- **TASK GOAL**: Repeat everything in the material exactly.

::::

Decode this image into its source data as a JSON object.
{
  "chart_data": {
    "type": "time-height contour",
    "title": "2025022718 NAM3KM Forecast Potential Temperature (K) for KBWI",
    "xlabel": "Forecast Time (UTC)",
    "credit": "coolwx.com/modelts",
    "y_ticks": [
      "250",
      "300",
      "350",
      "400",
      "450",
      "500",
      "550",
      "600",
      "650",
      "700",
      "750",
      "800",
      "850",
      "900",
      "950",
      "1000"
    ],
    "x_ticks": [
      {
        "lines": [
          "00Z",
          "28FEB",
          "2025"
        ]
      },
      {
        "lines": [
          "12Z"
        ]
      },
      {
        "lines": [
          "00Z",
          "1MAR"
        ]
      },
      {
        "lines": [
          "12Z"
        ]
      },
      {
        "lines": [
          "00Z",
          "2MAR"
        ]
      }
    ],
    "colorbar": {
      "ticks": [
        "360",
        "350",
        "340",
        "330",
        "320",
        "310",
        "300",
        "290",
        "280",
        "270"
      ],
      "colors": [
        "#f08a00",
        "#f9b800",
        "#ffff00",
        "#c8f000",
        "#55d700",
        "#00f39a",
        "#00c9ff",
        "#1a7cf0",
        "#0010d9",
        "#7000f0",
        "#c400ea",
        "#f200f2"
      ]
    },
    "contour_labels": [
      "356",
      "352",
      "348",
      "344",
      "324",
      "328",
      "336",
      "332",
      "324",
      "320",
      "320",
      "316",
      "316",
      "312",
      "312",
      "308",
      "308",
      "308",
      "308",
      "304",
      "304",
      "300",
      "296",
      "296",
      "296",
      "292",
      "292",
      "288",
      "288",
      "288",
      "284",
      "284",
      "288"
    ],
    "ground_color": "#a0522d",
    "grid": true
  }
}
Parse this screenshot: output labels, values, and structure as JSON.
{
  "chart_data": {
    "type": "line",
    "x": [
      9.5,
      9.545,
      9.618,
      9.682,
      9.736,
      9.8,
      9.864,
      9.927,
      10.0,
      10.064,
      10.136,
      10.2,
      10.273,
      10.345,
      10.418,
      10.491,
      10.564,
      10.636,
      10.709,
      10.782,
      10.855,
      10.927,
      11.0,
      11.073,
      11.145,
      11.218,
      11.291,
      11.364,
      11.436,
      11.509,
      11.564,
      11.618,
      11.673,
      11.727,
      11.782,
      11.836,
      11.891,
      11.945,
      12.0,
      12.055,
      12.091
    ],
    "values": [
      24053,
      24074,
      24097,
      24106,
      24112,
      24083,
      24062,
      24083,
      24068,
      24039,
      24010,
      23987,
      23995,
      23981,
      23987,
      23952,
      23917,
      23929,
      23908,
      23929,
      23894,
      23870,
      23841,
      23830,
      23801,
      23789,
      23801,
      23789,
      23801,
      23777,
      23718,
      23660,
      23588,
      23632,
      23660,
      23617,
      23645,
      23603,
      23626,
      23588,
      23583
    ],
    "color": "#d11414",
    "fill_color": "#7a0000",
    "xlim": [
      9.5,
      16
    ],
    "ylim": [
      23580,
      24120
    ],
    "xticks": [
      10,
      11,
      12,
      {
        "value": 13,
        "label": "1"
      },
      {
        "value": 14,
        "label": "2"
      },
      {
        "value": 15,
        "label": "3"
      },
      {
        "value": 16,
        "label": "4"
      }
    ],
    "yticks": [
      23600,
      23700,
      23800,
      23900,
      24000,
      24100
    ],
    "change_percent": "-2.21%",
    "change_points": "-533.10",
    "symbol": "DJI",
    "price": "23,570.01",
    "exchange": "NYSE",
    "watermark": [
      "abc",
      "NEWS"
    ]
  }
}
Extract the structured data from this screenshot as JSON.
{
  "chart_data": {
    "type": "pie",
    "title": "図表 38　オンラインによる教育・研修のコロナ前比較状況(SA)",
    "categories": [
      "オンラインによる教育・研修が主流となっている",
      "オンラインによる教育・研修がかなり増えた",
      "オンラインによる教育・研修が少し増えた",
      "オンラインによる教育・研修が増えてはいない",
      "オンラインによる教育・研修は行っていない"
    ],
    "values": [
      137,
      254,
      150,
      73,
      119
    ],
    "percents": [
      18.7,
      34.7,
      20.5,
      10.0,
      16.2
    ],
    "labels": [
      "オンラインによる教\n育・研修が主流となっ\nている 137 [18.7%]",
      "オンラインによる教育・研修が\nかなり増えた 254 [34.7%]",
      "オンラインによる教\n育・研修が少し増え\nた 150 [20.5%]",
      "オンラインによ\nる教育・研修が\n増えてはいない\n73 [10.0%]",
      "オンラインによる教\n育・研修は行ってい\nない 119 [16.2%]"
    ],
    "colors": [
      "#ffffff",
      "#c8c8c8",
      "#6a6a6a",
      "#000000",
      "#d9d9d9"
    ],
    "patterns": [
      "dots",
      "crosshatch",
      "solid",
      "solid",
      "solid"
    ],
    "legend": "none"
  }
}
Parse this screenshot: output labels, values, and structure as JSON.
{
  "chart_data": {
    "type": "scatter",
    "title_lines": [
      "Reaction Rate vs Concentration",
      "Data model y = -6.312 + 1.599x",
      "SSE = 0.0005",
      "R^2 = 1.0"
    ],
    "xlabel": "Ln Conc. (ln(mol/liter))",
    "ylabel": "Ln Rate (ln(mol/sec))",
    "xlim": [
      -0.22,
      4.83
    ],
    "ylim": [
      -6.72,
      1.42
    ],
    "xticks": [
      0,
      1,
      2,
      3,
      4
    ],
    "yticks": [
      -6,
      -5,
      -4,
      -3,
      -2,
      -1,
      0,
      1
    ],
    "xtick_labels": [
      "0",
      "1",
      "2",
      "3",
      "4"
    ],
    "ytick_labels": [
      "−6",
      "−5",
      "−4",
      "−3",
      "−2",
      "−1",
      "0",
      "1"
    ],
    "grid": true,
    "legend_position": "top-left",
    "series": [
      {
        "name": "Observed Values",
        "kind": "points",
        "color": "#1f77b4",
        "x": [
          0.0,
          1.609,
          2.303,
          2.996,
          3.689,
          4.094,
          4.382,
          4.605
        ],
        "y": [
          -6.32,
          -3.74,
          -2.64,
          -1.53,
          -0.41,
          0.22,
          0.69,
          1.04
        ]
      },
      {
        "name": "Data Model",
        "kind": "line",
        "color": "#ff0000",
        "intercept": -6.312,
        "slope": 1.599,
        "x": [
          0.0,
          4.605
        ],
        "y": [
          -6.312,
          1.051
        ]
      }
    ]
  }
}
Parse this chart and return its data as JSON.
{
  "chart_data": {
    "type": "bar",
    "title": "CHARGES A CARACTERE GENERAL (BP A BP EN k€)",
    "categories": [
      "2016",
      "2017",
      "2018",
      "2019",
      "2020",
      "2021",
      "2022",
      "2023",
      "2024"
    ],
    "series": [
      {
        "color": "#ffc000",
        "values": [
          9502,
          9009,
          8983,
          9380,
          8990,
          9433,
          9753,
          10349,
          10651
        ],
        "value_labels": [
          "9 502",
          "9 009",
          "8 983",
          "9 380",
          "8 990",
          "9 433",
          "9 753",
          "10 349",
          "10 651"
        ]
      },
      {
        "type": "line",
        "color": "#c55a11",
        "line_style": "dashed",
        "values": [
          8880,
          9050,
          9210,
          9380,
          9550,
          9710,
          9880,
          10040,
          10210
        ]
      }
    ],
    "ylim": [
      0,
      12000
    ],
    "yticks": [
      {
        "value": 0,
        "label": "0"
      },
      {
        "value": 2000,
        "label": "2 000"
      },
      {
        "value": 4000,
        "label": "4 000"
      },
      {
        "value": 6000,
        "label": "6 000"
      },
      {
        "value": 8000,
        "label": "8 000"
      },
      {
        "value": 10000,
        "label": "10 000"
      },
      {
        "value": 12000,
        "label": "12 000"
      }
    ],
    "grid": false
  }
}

::::

- **RESULT FOR THIS EXERCISE**:
Decode this image into its source data as a JSON object.
{
  "chart_data": {
    "type": "time-height contour",
    "title": "2025022718 NAM3KM Forecast Potential Temperature (K) for KBWI",
    "xlabel": "Forecast Time (UTC)",
    "credit": "coolwx.com/modelts",
    "y_ticks": [
      "250",
      "300",
      "350",
      "400",
      "450",
      "500",
      "550",
      "600",
      "650",
      "700",
      "750",
      "800",
      "850",
      "900",
      "950",
      "1000"
    ],
    "x_ticks": [
      {
        "lines": [
          "00Z",
          "28FEB",
          "2025"
        ]
      },
      {
        "lines": [
          "12Z"
        ]
      },
      {
        "lines": [
          "00Z",
          "1MAR"
        ]
      },
      {
        "lines": [
          "12Z"
        ]
      },
      {
        "lines": [
          "00Z",
          "2MAR"
        ]
      }
    ],
    "colorbar": {
      "ticks": [
        "360",
        "350",
        "340",
        "330",
        "320",
        "310",
        "300",
        "290",
        "280",
        "270"
      ],
      "colors": [
        "#f08a00",
        "#f9b800",
        "#ffff00",
        "#c8f000",
        "#55d700",
        "#00f39a",
        "#00c9ff",
        "#1a7cf0",
        "#0010d9",
        "#7000f0",
        "#c400ea",
        "#f200f2"
      ]
    },
    "contour_labels": [
      "356",
      "352",
      "348",
      "344",
      "324",
      "328",
      "336",
      "332",
      "324",
      "320",
      "320",
      "316",
      "316",
      "312",
      "312",
      "308",
      "308",
      "308",
      "308",
      "304",
      "304",
      "300",
      "296",
      "296",
      "296",
      "292",
      "292",
      "288",
      "288",
      "288",
      "284",
      "284",
      "288"
    ],
    "ground_color": "#a0522d",
    "grid": true
  }
}
Parse this screenshot: output labels, values, and structure as JSON.
{
  "chart_data": {
    "type": "line",
    "x": [
      9.5,
      9.545,
      9.618,
      9.682,
      9.736,
      9.8,
      9.864,
      9.927,
      10.0,
      10.064,
      10.136,
      10.2,
      10.273,
      10.345,
      10.418,
      10.491,
      10.564,
      10.636,
      10.709,
      10.782,
      10.855,
      10.927,
      11.0,
      11.073,
      11.145,
      11.218,
      11.291,
      11.364,
      11.436,
      11.509,
      11.564,
      11.618,
      11.673,
      11.727,
      11.782,
      11.836,
      11.891,
      11.945,
      12.0,
      12.055,
      12.091
    ],
    "values": [
      24053,
      24074,
      24097,
      24106,
      24112,
      24083,
      24062,
      24083,
      24068,
      24039,
      24010,
      23987,
      23995,
      23981,
      23987,
      23952,
      23917,
      23929,
      23908,
      23929,
      23894,
      23870,
      23841,
      23830,
      23801,
      23789,
      23801,
      23789,
      23801,
      23777,
      23718,
      23660,
      23588,
      23632,
      23660,
      23617,
      23645,
      23603,
      23626,
      23588,
      23583
    ],
    "color": "#d11414",
    "fill_color": "#7a0000",
    "xlim": [
      9.5,
      16
    ],
    "ylim": [
      23580,
      24120
    ],
    "xticks": [
      10,
      11,
      12,
      {
        "value": 13,
        "label": "1"
      },
      {
        "value": 14,
        "label": "2"
      },
      {
        "value": 15,
        "label": "3"
      },
      {
        "value": 16,
        "label": "4"
      }
    ],
    "yticks": [
      23600,
      23700,
      23800,
      23900,
      24000,
      24100
    ],
    "change_percent": "-2.21%",
    "change_points": "-533.10",
    "symbol": "DJI",
    "price": "23,570.01",
    "exchange": "NYSE",
    "watermark": [
      "abc",
      "NEWS"
    ]
  }
}
Extract the structured data from this screenshot as JSON.
{
  "chart_data": {
    "type": "pie",
    "title": "図表 38　オンラインによる教育・研修のコロナ前比較状況(SA)",
    "categories": [
      "オンラインによる教育・研修が主流となっている",
      "オンラインによる教育・研修がかなり増えた",
      "オンラインによる教育・研修が少し増えた",
      "オンラインによる教育・研修が増えてはいない",
      "オンラインによる教育・研修は行っていない"
    ],
    "values": [
      137,
      254,
      150,
      73,
      119
    ],
    "percents": [
      18.7,
      34.7,
      20.5,
      10.0,
      16.2
    ],
    "labels": [
      "オンラインによる教\n育・研修が主流となっ\nている 137 [18.7%]",
      "オンラインによる教育・研修が\nかなり増えた 254 [34.7%]",
      "オンラインによる教\n育・研修が少し増え\nた 150 [20.5%]",
      "オンラインによ\nる教育・研修が\n増えてはいない\n73 [10.0%]",
      "オンラインによる教\n育・研修は行ってい\nない 119 [16.2%]"
    ],
    "colors": [
      "#ffffff",
      "#c8c8c8",
      "#6a6a6a",
      "#000000",
      "#d9d9d9"
    ],
    "patterns": [
      "dots",
      "crosshatch",
      "solid",
      "solid",
      "solid"
    ],
    "legend": "none"
  }
}
Parse this screenshot: output labels, values, and structure as JSON.
{
  "chart_data": {
    "type": "scatter",
    "title_lines": [
      "Reaction Rate vs Concentration",
      "Data model y = -6.312 + 1.599x",
      "SSE = 0.0005",
      "R^2 = 1.0"
    ],
    "xlabel": "Ln Conc. (ln(mol/liter))",
    "ylabel": "Ln Rate (ln(mol/sec))",
    "xlim": [
      -0.22,
      4.83
    ],
    "ylim": [
      -6.72,
      1.42
    ],
    "xticks": [
      0,
      1,
      2,
      3,
      4
    ],
    "yticks": [
      -6,
      -5,
      -4,
      -3,
      -2,
      -1,
      0,
      1
    ],
    "xtick_labels": [
      "0",
      "1",
      "2",
      "3",
      "4"
    ],
    "ytick_labels": [
      "−6",
      "−5",
      "−4",
      "−3",
      "−2",
      "−1",
      "0",
      "1"
    ],
    "grid": true,
    "legend_position": "top-left",
    "series": [
      {
        "name": "Observed Values",
        "kind": "points",
        "color": "#1f77b4",
        "x": [
          0.0,
          1.609,
          2.303,
          2.996,
          3.689,
          4.094,
          4.382,
          4.605
        ],
        "y": [
          -6.32,
          -3.74,
          -2.64,
          -1.53,
          -0.41,
          0.22,
          0.69,
          1.04
        ]
      },
      {
        "name": "Data Model",
        "kind": "line",
        "color": "#ff0000",
        "intercept": -6.312,
        "slope": 1.599,
        "x": [
          0.0,
          4.605
        ],
        "y": [
          -6.312,
          1.051
        ]
      }
    ]
  }
}
Parse this chart and return its data as JSON.
{
  "chart_data": {
    "type": "bar",
    "title": "CHARGES A CARACTERE GENERAL (BP A BP EN k€)",
    "categories": [
      "2016",
      "2017",
      "2018",
      "2019",
      "2020",
      "2021",
      "2022",
      "2023",
      "2024"
    ],
    "series": [
      {
        "color": "#ffc000",
        "values": [
          9502,
          9009,
          8983,
          9380,
          8990,
          9433,
          9753,
          10349,
          10651
        ],
        "value_labels": [
          "9 502",
          "9 009",
          "8 983",
          "9 380",
          "8 990",
          "9 433",
          "9 753",
          "10 349",
          "10 651"
        ]
      },
      {
        "type": "line",
        "color": "#c55a11",
        "line_style": "dashed",
        "values": [
          8880,
          9050,
          9210,
          9380,
          9550,
          9710,
          9880,
          10040,
          10210
        ]
      }
    ],
    "ylim": [
      0,
      12000
    ],
    "yticks": [
      {
        "value": 0,
        "label": "0"
      },
      {
        "value": 2000,
        "label": "2 000"
      },
      {
        "value": 4000,
        "label": "4 000"
      },
      {
        "value": 6000,
        "label": "6 000"
      },
      {
        "value": 8000,
        "label": "8 000"
      },
      {
        "value": 10000,
        "label": "10 000"
      },
      {
        "value": 12000,
        "label": "12 000"
      }
    ],
    "grid": false
  }
}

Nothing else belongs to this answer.